The data ::

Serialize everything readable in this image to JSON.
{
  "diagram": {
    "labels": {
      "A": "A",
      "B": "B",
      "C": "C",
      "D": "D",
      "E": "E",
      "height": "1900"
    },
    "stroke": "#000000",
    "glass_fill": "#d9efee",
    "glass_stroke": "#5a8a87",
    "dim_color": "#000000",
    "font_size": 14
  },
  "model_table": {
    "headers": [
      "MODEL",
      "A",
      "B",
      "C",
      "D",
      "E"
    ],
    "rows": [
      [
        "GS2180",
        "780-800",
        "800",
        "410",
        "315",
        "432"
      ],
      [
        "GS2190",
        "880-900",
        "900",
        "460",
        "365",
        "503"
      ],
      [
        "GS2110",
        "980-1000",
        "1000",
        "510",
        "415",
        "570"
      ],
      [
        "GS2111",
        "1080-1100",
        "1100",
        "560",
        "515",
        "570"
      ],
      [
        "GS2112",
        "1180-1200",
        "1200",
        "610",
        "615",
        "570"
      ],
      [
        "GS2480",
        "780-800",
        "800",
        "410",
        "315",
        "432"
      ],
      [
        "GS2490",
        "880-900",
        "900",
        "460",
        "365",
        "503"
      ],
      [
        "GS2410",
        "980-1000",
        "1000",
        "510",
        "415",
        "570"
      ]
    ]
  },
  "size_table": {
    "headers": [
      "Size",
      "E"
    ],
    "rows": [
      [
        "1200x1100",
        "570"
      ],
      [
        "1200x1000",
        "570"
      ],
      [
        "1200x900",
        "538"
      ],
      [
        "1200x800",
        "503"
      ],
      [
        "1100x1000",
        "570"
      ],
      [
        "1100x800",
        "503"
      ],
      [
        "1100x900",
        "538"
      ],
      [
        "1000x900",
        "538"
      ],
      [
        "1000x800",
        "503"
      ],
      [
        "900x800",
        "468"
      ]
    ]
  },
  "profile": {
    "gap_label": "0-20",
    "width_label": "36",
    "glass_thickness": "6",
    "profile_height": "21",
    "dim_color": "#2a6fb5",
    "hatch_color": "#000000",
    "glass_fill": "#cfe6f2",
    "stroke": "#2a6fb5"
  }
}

Given request :: Using the data above, output each line exactly.

Exercise response ::
Serialize everything readable in this image to JSON.
{
  "diagram": {
    "labels": {
      "A": "A",
      "B": "B",
      "C": "C",
      "D": "D",
      "E": "E",
      "height": "1900"
    },
    "stroke": "#000000",
    "glass_fill": "#d9efee",
    "glass_stroke": "#5a8a87",
    "dim_color": "#000000",
    "font_size": 14
  },
  "model_table": {
    "headers": [
      "MODEL",
      "A",
      "B",
      "C",
      "D",
      "E"
    ],
    "rows": [
      [
        "GS2180",
        "780-800",
        "800",
        "410",
        "315",
        "432"
      ],
      [
        "GS2190",
        "880-900",
        "900",
        "460",
        "365",
        "503"
      ],
      [
        "GS2110",
        "980-1000",
        "1000",
        "510",
        "415",
        "570"
      ],
      [
        "GS2111",
        "1080-1100",
        "1100",
        "560",
        "515",
        "570"
      ],
      [
        "GS2112",
        "1180-1200",
        "1200",
        "610",
        "615",
        "570"
      ],
      [
        "GS2480",
        "780-800",
        "800",
        "410",
        "315",
        "432"
      ],
      [
        "GS2490",
        "880-900",
        "900",
        "460",
        "365",
        "503"
      ],
      [
        "GS2410",
        "980-1000",
        "1000",
        "510",
        "415",
        "570"
      ]
    ]
  },
  "size_table": {
    "headers": [
      "Size",
      "E"
    ],
    "rows": [
      [
        "1200x1100",
        "570"
      ],
      [
        "1200x1000",
        "570"
      ],
      [
        "1200x900",
        "538"
      ],
      [
        "1200x800",
        "503"
      ],
      [
        "1100x1000",
        "570"
      ],
      [
        "1100x800",
        "503"
      ],
      [
        "1100x900",
        "538"
      ],
      [
        "1000x900",
        "538"
      ],
      [
        "1000x800",
        "503"
      ],
      [
        "900x800",
        "468"
      ]
    ]
  },
  "profile": {
    "gap_label": "0-20",
    "width_label": "36",
    "glass_thickness": "6",
    "profile_height": "21",
    "dim_color": "#2a6fb5",
    "hatch_color": "#000000",
    "glass_fill": "#cfe6f2",
    "stroke": "#2a6fb5"
  }
}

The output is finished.